Exercise task: Transcribe the material below verbatim, reproducing every line without any alteration.

(Dataset items)
########################################

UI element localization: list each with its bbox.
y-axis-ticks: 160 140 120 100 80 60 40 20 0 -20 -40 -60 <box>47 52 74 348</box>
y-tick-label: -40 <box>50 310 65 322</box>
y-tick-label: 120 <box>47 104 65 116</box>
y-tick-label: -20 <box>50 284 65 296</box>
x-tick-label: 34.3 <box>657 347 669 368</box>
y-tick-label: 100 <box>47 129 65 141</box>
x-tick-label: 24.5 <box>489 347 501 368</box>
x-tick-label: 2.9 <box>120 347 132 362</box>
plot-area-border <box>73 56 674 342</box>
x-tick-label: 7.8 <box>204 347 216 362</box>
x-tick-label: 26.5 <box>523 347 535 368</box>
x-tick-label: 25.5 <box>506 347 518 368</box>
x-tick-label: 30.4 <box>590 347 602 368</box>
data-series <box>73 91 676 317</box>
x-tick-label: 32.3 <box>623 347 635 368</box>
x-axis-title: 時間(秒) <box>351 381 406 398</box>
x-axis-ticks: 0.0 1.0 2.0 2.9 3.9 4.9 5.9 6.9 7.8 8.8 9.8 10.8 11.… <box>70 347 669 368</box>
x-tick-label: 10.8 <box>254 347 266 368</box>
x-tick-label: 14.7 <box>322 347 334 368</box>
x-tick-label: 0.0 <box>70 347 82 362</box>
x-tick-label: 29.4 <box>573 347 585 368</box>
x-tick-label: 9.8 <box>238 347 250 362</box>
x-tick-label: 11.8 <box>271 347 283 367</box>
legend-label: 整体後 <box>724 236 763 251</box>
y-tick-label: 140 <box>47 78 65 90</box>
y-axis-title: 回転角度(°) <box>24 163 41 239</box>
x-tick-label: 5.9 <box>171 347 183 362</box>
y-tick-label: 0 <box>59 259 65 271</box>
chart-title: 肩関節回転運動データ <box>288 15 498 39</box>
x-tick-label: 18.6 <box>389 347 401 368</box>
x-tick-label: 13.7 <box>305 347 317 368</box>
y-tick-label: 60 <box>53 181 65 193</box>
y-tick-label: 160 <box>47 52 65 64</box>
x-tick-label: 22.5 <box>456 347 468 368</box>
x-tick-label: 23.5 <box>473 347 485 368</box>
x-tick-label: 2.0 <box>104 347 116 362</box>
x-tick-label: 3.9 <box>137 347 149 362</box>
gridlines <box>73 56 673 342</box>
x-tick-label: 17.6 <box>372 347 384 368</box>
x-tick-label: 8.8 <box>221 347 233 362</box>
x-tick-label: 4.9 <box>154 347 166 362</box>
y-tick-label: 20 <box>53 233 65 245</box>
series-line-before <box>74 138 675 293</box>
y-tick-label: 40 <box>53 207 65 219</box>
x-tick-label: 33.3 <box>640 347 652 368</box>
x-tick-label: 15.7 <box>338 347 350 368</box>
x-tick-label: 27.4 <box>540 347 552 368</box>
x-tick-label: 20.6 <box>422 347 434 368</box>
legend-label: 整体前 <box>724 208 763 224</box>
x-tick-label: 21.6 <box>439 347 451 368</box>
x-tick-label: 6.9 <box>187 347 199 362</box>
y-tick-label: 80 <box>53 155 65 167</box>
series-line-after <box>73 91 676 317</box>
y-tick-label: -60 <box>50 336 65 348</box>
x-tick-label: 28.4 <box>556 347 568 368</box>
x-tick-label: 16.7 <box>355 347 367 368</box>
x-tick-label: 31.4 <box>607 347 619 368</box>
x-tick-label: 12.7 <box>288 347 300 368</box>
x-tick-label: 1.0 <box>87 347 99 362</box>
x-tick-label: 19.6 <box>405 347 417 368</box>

########################################

Output for this exercise:
UI element localization: list each with its bbox.
y-axis-ticks: 160 140 120 100 80 60 40 20 0 -20 -40 -60 <box>47 52 74 348</box>
y-tick-label: -40 <box>50 310 65 322</box>
y-tick-label: 120 <box>47 104 65 116</box>
y-tick-label: -20 <box>50 284 65 296</box>
x-tick-label: 34.3 <box>657 347 669 368</box>
y-tick-label: 100 <box>47 129 65 141</box>
x-tick-label: 24.5 <box>489 347 501 368</box>
x-tick-label: 2.9 <box>120 347 132 362</box>
plot-area-border <box>73 56 674 342</box>
x-tick-label: 7.8 <box>204 347 216 362</box>
x-tick-label: 26.5 <box>523 347 535 368</box>
x-tick-label: 25.5 <box>506 347 518 368</box>
x-tick-label: 30.4 <box>590 347 602 368</box>
data-series <box>73 91 676 317</box>
x-tick-label: 32.3 <box>623 347 635 368</box>
x-axis-title: 時間(秒) <box>351 381 406 398</box>
x-axis-ticks: 0.0 1.0 2.0 2.9 3.9 4.9 5.9 6.9 7.8 8.8 9.8 10.8 11.… <box>70 347 669 368</box>
x-tick-label: 10.8 <box>254 347 266 368</box>
x-tick-label: 14.7 <box>322 347 334 368</box>
x-tick-label: 0.0 <box>70 347 82 362</box>
x-tick-label: 29.4 <box>573 347 585 368</box>
x-tick-label: 9.8 <box>238 347 250 362</box>
x-tick-label: 11.8 <box>271 347 283 367</box>
legend-label: 整体後 <box>724 236 763 251</box>
y-tick-label: 140 <box>47 78 65 90</box>
y-axis-title: 回転角度(°) <box>24 163 41 239</box>
x-tick-label: 5.9 <box>171 347 183 362</box>
y-tick-label: 0 <box>59 259 65 271</box>
chart-title: 肩関節回転運動データ <box>288 15 498 39</box>
x-tick-label: 18.6 <box>389 347 401 368</box>
x-tick-label: 13.7 <box>305 347 317 368</box>
y-tick-label: 60 <box>53 181 65 193</box>
y-tick-label: 160 <box>47 52 65 64</box>
x-tick-label: 22.5 <box>456 347 468 368</box>
x-tick-label: 23.5 <box>473 347 485 368</box>
x-tick-label: 2.0 <box>104 347 116 362</box>
x-tick-label: 3.9 <box>137 347 149 362</box>
gridlines <box>73 56 673 342</box>
x-tick-label: 17.6 <box>372 347 384 368</box>
x-tick-label: 8.8 <box>221 347 233 362</box>
x-tick-label: 4.9 <box>154 347 166 362</box>
y-tick-label: 20 <box>53 233 65 245</box>
series-line-before <box>74 138 675 293</box>
y-tick-label: 40 <box>53 207 65 219</box>
x-tick-label: 33.3 <box>640 347 652 368</box>
x-tick-label: 15.7 <box>338 347 350 368</box>
x-tick-label: 27.4 <box>540 347 552 368</box>
x-tick-label: 20.6 <box>422 347 434 368</box>
legend-label: 整体前 <box>724 208 763 224</box>
x-tick-label: 21.6 <box>439 347 451 368</box>
x-tick-label: 6.9 <box>187 347 199 362</box>
y-tick-label: 80 <box>53 155 65 167</box>
series-line-after <box>73 91 676 317</box>
y-tick-label: -60 <box>50 336 65 348</box>
x-tick-label: 28.4 <box>556 347 568 368</box>
x-tick-label: 16.7 <box>355 347 367 368</box>
x-tick-label: 31.4 <box>607 347 619 368</box>
x-tick-label: 12.7 <box>288 347 300 368</box>
x-tick-label: 1.0 <box>87 347 99 362</box>
x-tick-label: 19.6 <box>405 347 417 368</box>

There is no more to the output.